Data listing:
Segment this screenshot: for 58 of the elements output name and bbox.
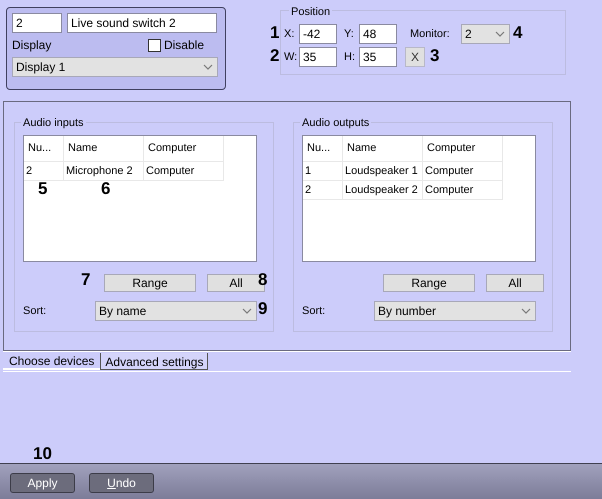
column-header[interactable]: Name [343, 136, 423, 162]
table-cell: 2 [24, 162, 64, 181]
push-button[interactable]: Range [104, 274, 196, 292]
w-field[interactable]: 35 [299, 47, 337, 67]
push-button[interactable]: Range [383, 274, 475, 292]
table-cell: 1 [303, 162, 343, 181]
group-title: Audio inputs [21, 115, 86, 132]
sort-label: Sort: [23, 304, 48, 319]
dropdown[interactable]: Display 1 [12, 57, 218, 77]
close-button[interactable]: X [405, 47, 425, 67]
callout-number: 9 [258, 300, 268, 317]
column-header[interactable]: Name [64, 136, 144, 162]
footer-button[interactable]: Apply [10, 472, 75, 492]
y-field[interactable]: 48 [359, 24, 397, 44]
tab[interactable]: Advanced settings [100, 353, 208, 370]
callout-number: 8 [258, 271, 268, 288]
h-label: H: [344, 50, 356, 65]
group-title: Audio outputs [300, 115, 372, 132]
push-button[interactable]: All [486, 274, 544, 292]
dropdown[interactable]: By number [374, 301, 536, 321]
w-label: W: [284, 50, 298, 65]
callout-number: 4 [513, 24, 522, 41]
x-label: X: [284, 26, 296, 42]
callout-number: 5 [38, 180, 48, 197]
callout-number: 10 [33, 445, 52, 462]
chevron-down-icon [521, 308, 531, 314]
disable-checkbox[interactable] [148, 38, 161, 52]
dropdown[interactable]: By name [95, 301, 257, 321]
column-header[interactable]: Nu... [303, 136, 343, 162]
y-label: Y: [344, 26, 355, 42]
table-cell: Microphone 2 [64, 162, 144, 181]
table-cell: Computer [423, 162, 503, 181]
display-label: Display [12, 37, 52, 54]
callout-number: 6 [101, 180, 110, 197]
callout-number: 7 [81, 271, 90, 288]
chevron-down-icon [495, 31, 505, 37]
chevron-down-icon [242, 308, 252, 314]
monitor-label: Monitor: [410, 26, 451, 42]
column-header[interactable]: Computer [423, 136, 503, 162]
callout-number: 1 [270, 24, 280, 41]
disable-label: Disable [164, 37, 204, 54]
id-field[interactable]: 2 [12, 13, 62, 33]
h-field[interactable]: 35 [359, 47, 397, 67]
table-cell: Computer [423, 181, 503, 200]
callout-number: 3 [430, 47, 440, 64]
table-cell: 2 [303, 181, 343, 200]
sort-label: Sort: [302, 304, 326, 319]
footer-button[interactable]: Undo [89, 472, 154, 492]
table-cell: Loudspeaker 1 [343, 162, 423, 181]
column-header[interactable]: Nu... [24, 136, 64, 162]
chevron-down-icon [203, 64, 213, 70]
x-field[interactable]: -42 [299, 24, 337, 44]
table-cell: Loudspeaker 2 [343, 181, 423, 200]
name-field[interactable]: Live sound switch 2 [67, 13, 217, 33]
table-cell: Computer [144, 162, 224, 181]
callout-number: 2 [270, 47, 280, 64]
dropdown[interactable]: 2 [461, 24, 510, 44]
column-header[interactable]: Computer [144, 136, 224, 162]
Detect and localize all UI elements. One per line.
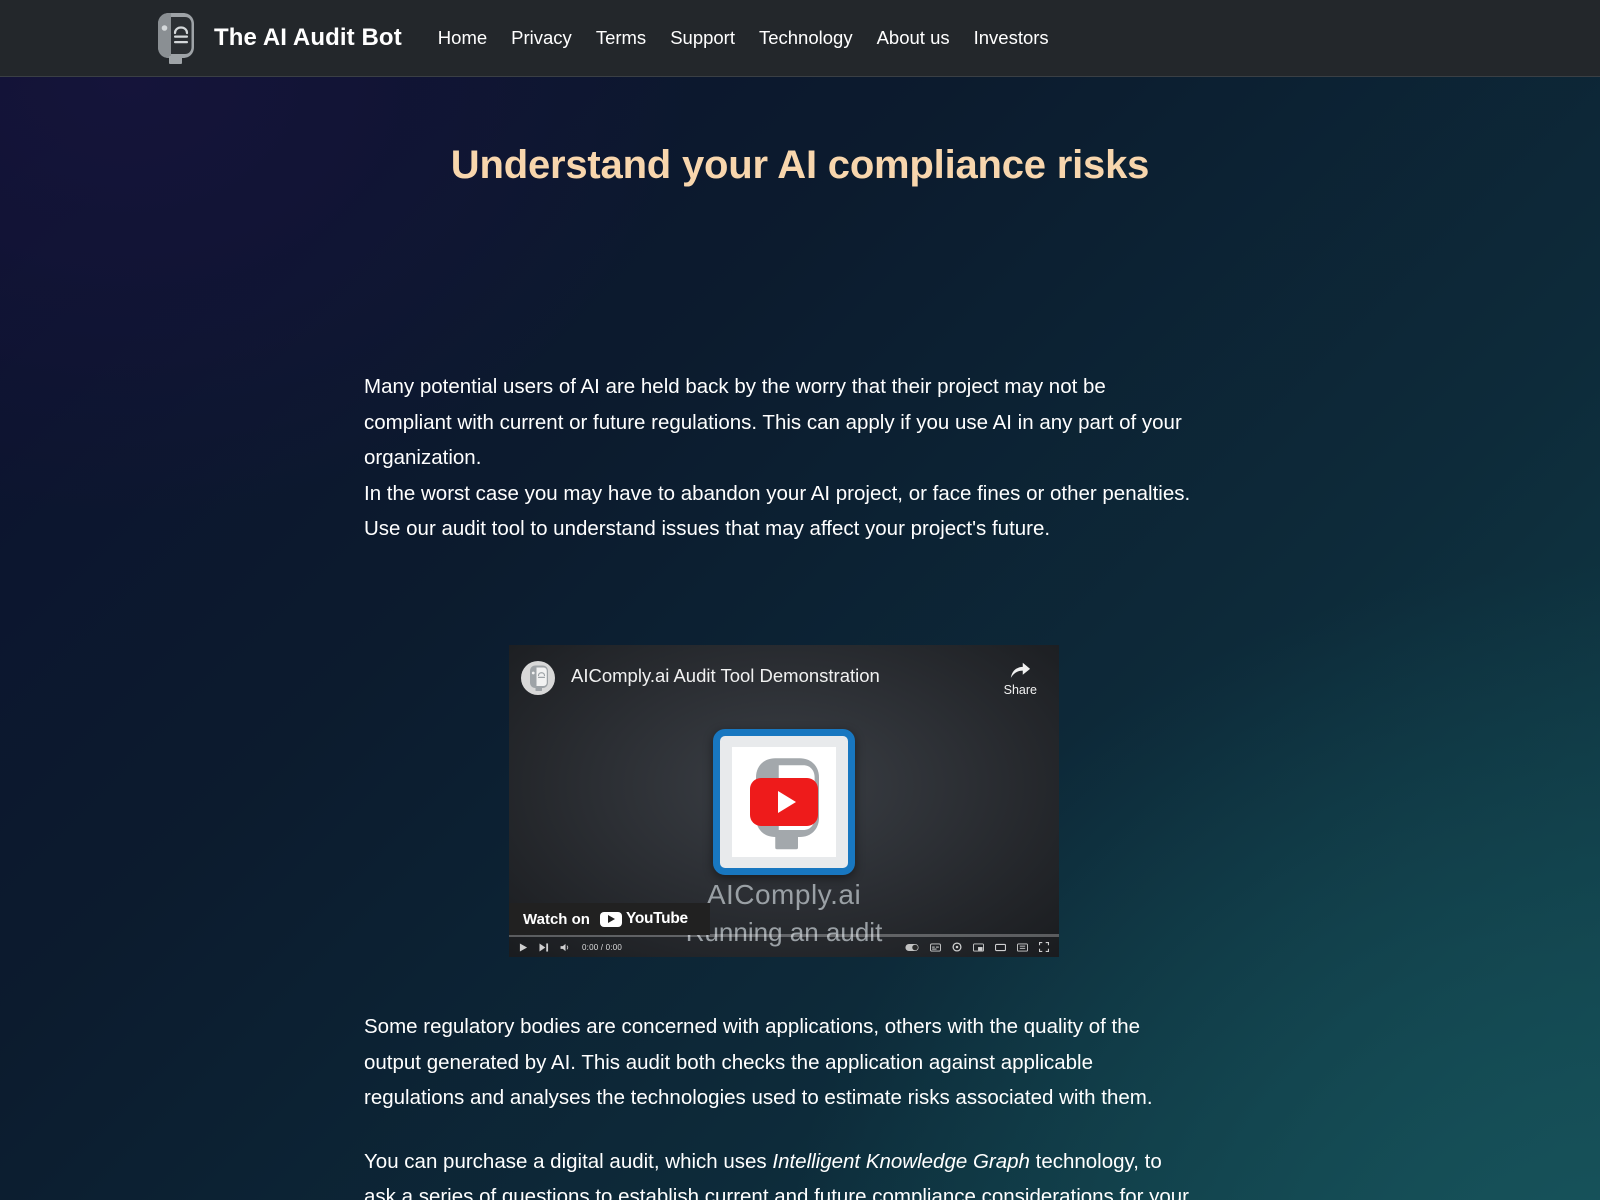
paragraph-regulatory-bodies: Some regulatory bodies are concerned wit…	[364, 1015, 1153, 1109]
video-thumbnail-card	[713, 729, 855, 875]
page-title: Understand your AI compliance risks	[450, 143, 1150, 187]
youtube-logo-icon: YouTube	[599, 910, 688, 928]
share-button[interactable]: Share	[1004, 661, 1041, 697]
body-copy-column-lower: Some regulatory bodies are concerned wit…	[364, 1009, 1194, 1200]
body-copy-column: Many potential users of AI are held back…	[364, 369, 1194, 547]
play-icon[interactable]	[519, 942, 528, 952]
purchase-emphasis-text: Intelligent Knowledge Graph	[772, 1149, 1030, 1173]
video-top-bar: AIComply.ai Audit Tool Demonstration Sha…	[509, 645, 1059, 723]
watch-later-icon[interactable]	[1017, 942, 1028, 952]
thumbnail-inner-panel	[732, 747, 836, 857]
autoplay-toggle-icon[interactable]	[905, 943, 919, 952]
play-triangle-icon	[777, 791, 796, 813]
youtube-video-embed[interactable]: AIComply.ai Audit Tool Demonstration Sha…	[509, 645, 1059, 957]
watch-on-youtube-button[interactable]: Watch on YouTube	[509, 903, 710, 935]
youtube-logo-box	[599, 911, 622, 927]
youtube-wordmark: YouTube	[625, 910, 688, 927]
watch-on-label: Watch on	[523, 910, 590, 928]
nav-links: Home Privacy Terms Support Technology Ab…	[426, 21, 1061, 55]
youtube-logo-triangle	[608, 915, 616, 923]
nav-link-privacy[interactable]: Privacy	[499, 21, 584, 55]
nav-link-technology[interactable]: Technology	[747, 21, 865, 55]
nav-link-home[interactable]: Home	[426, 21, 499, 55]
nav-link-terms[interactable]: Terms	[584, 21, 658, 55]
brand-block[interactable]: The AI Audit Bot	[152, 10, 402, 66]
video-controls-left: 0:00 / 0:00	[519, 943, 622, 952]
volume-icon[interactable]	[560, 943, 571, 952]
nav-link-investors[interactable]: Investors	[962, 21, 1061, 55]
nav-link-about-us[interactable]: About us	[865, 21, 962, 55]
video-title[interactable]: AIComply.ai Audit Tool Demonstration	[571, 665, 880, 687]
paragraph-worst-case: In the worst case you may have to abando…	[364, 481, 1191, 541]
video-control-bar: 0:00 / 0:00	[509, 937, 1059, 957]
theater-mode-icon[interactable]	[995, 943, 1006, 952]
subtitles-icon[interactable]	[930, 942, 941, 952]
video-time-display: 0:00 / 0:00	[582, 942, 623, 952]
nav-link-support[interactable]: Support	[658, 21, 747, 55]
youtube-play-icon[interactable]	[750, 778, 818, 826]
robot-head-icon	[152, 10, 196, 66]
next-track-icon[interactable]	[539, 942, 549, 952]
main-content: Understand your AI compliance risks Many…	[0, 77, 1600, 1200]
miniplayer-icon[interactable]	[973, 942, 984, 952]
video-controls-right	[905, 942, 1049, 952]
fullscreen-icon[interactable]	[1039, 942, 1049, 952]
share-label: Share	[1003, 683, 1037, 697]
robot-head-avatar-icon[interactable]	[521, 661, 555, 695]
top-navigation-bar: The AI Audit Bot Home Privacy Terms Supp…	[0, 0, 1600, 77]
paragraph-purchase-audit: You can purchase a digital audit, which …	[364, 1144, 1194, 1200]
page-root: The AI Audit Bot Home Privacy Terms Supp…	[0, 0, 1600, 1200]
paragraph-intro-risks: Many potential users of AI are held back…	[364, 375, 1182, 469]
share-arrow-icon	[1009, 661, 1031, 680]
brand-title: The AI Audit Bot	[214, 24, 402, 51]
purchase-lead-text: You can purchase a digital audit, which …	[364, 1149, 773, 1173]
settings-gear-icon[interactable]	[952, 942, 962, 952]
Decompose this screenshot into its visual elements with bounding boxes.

● **Problem to solve**
Please copy everything from the line containing "paragraph-regulatory-bodies: Some regulatory" down to the line containing "21, 499, 55]", reproducing each of these lines exactly as it appears in the items.

● **Final result**
paragraph-regulatory-bodies: Some regulatory bodies are concerned wit…	[364, 1015, 1153, 1109]
video-thumbnail-card	[713, 729, 855, 875]
page-title: Understand your AI compliance risks	[450, 143, 1150, 187]
youtube-logo-icon: YouTube	[599, 910, 688, 928]
share-button[interactable]: Share	[1004, 661, 1041, 697]
body-copy-column-lower: Some regulatory bodies are concerned wit…	[364, 1009, 1194, 1200]
body-copy-column: Many potential users of AI are held back…	[364, 369, 1194, 547]
play-icon[interactable]	[519, 942, 528, 952]
purchase-emphasis-text: Intelligent Knowledge Graph	[772, 1149, 1030, 1173]
video-top-bar: AIComply.ai Audit Tool Demonstration Sha…	[509, 645, 1059, 723]
watch-later-icon[interactable]	[1017, 942, 1028, 952]
thumbnail-inner-panel	[732, 747, 836, 857]
autoplay-toggle-icon[interactable]	[905, 943, 919, 952]
play-triangle-icon	[777, 791, 796, 813]
youtube-video-embed[interactable]: AIComply.ai Audit Tool Demonstration Sha…	[509, 645, 1059, 957]
watch-on-youtube-button[interactable]: Watch on YouTube	[509, 903, 710, 935]
youtube-logo-box	[599, 911, 622, 927]
youtube-wordmark: YouTube	[625, 910, 688, 927]
watch-on-label: Watch on	[523, 910, 590, 928]
nav-links: Home Privacy Terms Support Technology Ab…	[426, 21, 1061, 55]
youtube-logo-triangle	[608, 915, 616, 923]
nav-link-privacy[interactable]: Privacy	[499, 21, 584, 55]
nav-link-technology[interactable]: Technology	[747, 21, 865, 55]
nav-link-home[interactable]: Home	[426, 21, 499, 55]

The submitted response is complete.